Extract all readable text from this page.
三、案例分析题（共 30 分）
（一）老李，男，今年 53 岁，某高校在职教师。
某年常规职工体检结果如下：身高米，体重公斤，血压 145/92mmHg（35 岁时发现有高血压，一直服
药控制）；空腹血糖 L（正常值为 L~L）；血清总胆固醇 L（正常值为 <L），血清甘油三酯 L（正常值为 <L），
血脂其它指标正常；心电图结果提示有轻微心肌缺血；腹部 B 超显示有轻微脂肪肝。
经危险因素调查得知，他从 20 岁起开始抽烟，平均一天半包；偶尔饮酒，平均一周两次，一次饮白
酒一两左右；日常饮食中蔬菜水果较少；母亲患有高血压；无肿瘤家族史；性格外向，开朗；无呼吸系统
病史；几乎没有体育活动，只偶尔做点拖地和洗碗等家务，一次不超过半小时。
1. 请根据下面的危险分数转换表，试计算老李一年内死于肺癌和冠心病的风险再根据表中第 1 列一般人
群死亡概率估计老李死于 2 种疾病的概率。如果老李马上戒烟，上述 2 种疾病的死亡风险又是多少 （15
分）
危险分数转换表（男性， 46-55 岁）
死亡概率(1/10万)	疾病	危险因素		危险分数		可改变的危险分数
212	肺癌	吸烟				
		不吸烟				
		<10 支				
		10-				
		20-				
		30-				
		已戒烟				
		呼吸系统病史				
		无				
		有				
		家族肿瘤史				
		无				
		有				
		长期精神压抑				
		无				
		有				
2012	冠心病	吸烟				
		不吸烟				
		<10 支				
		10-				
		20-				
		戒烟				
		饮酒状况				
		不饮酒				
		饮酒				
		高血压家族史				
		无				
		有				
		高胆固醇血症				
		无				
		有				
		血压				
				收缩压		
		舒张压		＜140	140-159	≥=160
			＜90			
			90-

....

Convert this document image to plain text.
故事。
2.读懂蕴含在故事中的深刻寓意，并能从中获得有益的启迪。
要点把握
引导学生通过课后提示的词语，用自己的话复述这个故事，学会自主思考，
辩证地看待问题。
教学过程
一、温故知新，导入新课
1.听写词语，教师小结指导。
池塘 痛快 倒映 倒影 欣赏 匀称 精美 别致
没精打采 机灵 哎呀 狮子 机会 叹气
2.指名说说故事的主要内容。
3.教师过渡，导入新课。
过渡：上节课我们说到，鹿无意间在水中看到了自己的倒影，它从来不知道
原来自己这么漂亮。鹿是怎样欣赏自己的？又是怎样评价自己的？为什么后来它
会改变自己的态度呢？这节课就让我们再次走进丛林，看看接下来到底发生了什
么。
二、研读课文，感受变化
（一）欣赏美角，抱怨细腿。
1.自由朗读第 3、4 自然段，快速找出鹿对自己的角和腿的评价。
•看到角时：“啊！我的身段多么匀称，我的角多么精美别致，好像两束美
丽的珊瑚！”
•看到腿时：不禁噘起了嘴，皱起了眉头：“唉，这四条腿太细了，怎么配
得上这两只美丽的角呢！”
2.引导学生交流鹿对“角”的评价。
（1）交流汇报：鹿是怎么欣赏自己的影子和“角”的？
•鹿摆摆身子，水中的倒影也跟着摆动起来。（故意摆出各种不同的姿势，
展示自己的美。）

....

- To be done
Go through the material line by line. Show each line that contains the string "this".

- Solution to the problem
Extract all readable text from this page.
Convert this document image to plain text.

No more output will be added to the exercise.